> [TASK DESCRIPTION]:
Will you write out all the entries below exactly?

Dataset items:
=======

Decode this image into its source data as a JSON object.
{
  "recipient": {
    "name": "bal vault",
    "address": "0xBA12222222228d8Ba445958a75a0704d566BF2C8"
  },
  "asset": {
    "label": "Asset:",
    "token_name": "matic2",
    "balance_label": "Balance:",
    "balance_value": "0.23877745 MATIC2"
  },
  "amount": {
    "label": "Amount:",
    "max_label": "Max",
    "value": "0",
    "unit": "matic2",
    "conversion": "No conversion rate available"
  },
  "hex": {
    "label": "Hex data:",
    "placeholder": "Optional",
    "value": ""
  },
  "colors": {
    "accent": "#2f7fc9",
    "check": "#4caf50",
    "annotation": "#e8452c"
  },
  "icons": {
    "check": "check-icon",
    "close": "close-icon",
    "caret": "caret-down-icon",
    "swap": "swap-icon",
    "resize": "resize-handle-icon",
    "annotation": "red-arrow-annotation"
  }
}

=======

> [EXERCISE OUTPUT]:
Decode this image into its source data as a JSON object.
{
  "recipient": {
    "name": "bal vault",
    "address": "0xBA12222222228d8Ba445958a75a0704d566BF2C8"
  },
  "asset": {
    "label": "Asset:",
    "token_name": "matic2",
    "balance_label": "Balance:",
    "balance_value": "0.23877745 MATIC2"
  },
  "amount": {
    "label": "Amount:",
    "max_label": "Max",
    "value": "0",
    "unit": "matic2",
    "conversion": "No conversion rate available"
  },
  "hex": {
    "label": "Hex data:",
    "placeholder": "Optional",
    "value": ""
  },
  "colors": {
    "accent": "#2f7fc9",
    "check": "#4caf50",
    "annotation": "#e8452c"
  },
  "icons": {
    "check": "check-icon",
    "close": "close-icon",
    "caret": "caret-down-icon",
    "swap": "swap-icon",
    "resize": "resize-handle-icon",
    "annotation": "red-arrow-annotation"
  }
}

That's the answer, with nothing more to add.